__TO BE DONE__: Wherever a line holds the word "浙江少年儿童出版社", copy that line out.

____

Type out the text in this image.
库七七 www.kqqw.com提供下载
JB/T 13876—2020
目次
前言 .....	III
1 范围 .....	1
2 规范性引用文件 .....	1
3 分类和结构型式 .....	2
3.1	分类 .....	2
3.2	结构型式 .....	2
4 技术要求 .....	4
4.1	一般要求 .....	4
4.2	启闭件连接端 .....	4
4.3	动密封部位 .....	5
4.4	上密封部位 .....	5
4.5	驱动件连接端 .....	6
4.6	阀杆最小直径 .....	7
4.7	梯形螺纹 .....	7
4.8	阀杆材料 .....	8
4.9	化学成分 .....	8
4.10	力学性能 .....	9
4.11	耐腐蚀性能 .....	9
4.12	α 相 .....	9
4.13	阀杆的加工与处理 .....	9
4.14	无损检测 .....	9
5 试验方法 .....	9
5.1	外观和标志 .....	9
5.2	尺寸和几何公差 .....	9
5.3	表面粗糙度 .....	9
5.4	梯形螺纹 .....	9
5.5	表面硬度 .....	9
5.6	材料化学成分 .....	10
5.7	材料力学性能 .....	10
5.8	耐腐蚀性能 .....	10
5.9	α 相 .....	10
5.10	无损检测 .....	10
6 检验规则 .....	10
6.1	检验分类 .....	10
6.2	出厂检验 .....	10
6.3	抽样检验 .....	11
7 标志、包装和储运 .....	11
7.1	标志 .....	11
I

____

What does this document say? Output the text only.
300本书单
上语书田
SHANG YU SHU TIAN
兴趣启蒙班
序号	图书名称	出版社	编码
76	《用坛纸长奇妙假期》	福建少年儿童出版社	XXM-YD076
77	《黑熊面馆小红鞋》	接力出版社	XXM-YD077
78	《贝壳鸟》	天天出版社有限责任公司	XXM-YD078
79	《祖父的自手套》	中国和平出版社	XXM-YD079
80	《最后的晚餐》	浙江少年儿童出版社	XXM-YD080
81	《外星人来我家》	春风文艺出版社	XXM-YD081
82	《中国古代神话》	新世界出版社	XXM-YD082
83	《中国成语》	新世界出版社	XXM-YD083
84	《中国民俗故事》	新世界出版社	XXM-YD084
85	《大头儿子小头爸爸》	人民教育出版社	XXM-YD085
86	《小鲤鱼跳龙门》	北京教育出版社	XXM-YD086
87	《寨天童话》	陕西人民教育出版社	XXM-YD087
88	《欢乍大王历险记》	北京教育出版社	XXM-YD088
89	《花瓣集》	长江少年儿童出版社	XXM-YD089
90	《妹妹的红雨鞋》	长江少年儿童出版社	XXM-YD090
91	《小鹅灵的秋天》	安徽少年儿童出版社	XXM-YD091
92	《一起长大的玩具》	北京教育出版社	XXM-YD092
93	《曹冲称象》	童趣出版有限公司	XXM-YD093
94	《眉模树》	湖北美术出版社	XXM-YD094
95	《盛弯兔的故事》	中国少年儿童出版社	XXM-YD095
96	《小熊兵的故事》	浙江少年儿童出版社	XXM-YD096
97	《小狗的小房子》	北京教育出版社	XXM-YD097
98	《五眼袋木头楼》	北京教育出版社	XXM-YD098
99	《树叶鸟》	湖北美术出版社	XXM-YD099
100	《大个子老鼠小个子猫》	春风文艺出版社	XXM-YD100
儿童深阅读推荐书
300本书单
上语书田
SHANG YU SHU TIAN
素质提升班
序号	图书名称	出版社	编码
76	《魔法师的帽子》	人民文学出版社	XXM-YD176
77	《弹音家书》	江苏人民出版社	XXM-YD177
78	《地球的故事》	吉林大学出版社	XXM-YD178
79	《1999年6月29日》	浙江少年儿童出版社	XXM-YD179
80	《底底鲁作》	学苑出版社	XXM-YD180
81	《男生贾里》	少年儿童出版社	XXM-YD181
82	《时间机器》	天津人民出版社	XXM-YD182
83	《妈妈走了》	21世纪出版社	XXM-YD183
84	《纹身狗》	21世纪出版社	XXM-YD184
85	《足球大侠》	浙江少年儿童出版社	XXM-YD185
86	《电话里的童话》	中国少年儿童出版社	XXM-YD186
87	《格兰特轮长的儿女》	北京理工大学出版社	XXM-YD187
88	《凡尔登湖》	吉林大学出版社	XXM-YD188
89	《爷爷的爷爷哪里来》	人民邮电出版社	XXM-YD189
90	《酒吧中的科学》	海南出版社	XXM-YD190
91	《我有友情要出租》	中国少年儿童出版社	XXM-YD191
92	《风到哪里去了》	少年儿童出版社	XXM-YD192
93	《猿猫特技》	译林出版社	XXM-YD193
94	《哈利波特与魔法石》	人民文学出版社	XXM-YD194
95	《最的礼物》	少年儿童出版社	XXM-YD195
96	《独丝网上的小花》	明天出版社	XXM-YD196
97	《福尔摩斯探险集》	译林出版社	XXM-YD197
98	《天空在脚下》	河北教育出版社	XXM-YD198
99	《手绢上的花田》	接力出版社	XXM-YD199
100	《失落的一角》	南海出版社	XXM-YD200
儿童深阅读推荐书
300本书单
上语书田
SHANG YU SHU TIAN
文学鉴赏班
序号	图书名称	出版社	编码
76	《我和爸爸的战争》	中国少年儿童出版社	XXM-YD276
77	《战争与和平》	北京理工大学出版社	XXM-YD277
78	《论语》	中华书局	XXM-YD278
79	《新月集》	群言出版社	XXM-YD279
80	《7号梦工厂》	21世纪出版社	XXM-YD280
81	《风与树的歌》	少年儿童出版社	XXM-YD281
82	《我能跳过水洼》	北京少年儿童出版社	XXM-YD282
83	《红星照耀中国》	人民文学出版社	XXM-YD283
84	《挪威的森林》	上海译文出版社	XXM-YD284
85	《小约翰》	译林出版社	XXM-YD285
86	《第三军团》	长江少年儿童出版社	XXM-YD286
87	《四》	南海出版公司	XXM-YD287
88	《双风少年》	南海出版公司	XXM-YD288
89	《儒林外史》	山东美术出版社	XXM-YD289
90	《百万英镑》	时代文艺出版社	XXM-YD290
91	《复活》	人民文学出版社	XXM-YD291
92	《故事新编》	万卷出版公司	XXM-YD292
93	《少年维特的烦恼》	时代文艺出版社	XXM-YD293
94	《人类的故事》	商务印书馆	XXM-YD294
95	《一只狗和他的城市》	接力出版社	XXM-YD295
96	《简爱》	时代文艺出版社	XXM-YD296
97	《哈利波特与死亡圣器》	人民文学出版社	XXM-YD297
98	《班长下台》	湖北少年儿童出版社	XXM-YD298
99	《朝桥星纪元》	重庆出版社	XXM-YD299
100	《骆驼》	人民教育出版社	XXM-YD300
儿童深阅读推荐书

____

__RESULT FOR THIS TASK__:
80	《最后的晚餐》	浙江少年儿童出版社	XXM-YD080
96	《小熊兵的故事》	浙江少年儿童出版社	XXM-YD096
79	《1999年6月29日》	浙江少年儿童出版社	XXM-YD179
85	《足球大侠》	浙江少年儿童出版社	XXM-YD185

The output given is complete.